PROVIDED DATA>
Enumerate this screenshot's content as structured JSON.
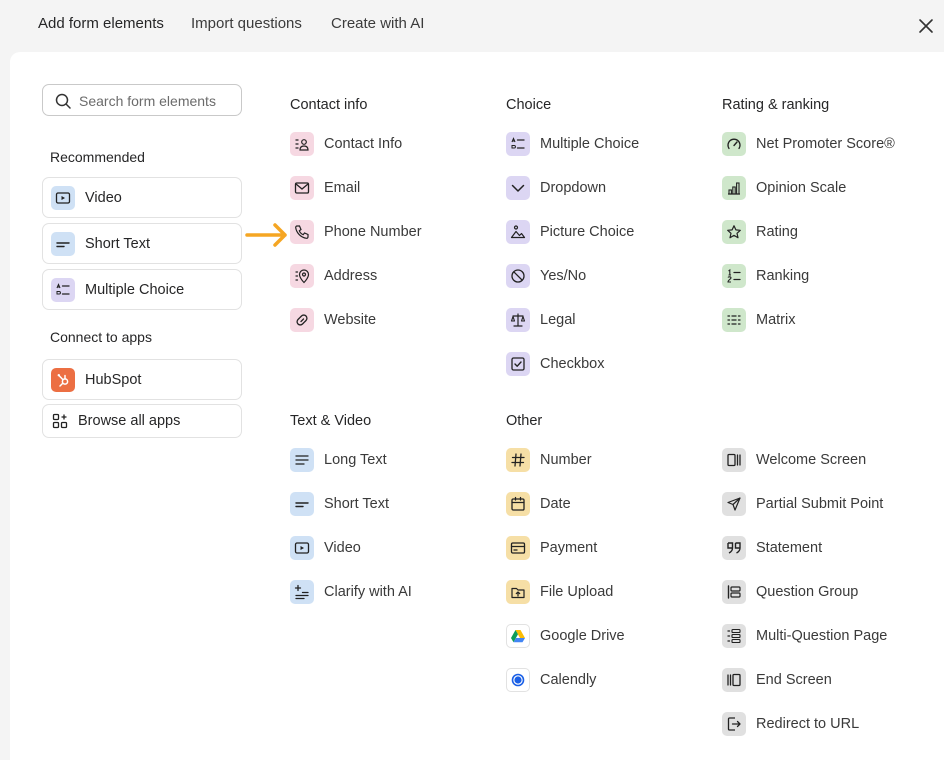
{
  "tabs": [
    "Add form elements",
    "Import questions",
    "Create with AI"
  ],
  "search": {
    "placeholder": "Search form elements"
  },
  "sidebar": {
    "recommended_heading": "Recommended",
    "recommended": [
      "Video",
      "Short Text",
      "Multiple Choice"
    ],
    "apps_heading": "Connect to apps",
    "hubspot": "HubSpot",
    "browse": "Browse all apps"
  },
  "columns": {
    "contact": {
      "title": "Contact info",
      "items": [
        "Contact Info",
        "Email",
        "Phone Number",
        "Address",
        "Website"
      ]
    },
    "choice": {
      "title": "Choice",
      "items": [
        "Multiple Choice",
        "Dropdown",
        "Picture Choice",
        "Yes/No",
        "Legal",
        "Checkbox"
      ]
    },
    "rating": {
      "title": "Rating & ranking",
      "items": [
        "Net Promoter Score®",
        "Opinion Scale",
        "Rating",
        "Ranking",
        "Matrix"
      ]
    },
    "text": {
      "title": "Text & Video",
      "items": [
        "Long Text",
        "Short Text",
        "Video",
        "Clarify with AI"
      ]
    },
    "other": {
      "title": "Other",
      "items": [
        "Number",
        "Date",
        "Payment",
        "File Upload",
        "Google Drive",
        "Calendly"
      ]
    },
    "screens": {
      "items": [
        "Welcome Screen",
        "Partial Submit Point",
        "Statement",
        "Question Group",
        "Multi-Question Page",
        "End Screen",
        "Redirect to URL"
      ]
    }
  },
  "colors": {
    "arrow": "#f5a623",
    "hubspot": "#ec6f43",
    "pink": "#f6d8e2",
    "blue": "#cfe1f5",
    "purple": "#dcd6f3",
    "green": "#cfe7cb",
    "yellow": "#f6dfa6",
    "gray": "#e0e0e0"
  }
}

GOAL>
Check each line of the entries above, and show every one holding the word "title".

EXPECTED ANSWER>
      "title": "Contact info",
      "title": "Choice",
      "title": "Rating & ranking",
      "title": "Text & Video",
      "title": "Other",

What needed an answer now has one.